• Objective:
Scan the entries below. List each line with "interviews".

• Data excerpts:
+ + +

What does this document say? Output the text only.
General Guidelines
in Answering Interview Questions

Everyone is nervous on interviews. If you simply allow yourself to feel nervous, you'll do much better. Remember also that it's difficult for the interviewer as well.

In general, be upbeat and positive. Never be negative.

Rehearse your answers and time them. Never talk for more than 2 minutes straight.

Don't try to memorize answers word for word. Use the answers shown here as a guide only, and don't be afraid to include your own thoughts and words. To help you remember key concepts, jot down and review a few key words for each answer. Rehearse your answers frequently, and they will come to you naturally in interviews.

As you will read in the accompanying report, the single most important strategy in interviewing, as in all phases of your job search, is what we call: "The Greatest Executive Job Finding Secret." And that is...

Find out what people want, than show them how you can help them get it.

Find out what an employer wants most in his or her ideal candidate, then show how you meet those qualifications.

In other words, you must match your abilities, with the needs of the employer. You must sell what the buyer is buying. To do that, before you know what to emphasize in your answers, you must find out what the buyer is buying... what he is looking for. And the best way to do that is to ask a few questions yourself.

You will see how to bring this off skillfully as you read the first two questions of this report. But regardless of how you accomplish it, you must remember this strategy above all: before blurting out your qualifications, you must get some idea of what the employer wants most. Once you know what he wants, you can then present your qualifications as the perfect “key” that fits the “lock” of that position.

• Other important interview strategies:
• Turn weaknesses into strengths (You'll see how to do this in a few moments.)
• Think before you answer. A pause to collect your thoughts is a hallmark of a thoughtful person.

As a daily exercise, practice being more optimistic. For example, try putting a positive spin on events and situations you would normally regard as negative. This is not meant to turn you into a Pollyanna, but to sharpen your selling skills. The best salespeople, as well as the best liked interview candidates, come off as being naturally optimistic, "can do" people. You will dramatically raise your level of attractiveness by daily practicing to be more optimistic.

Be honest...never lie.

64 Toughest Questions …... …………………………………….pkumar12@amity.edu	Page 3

+ + +

• The solution:
Everyone is nervous on interviews. If you simply allow yourself to feel nervous, you'll do much better. Remember also that it's difficult for the interviewer as well.
Don't try to memorize answers word for word. Use the answers shown here as a guide only, and don't be afraid to include your own thoughts and words. To help you remember key concepts, jot down and review a few key words for each answer. Rehearse your answers frequently, and they will come to you naturally in interviews.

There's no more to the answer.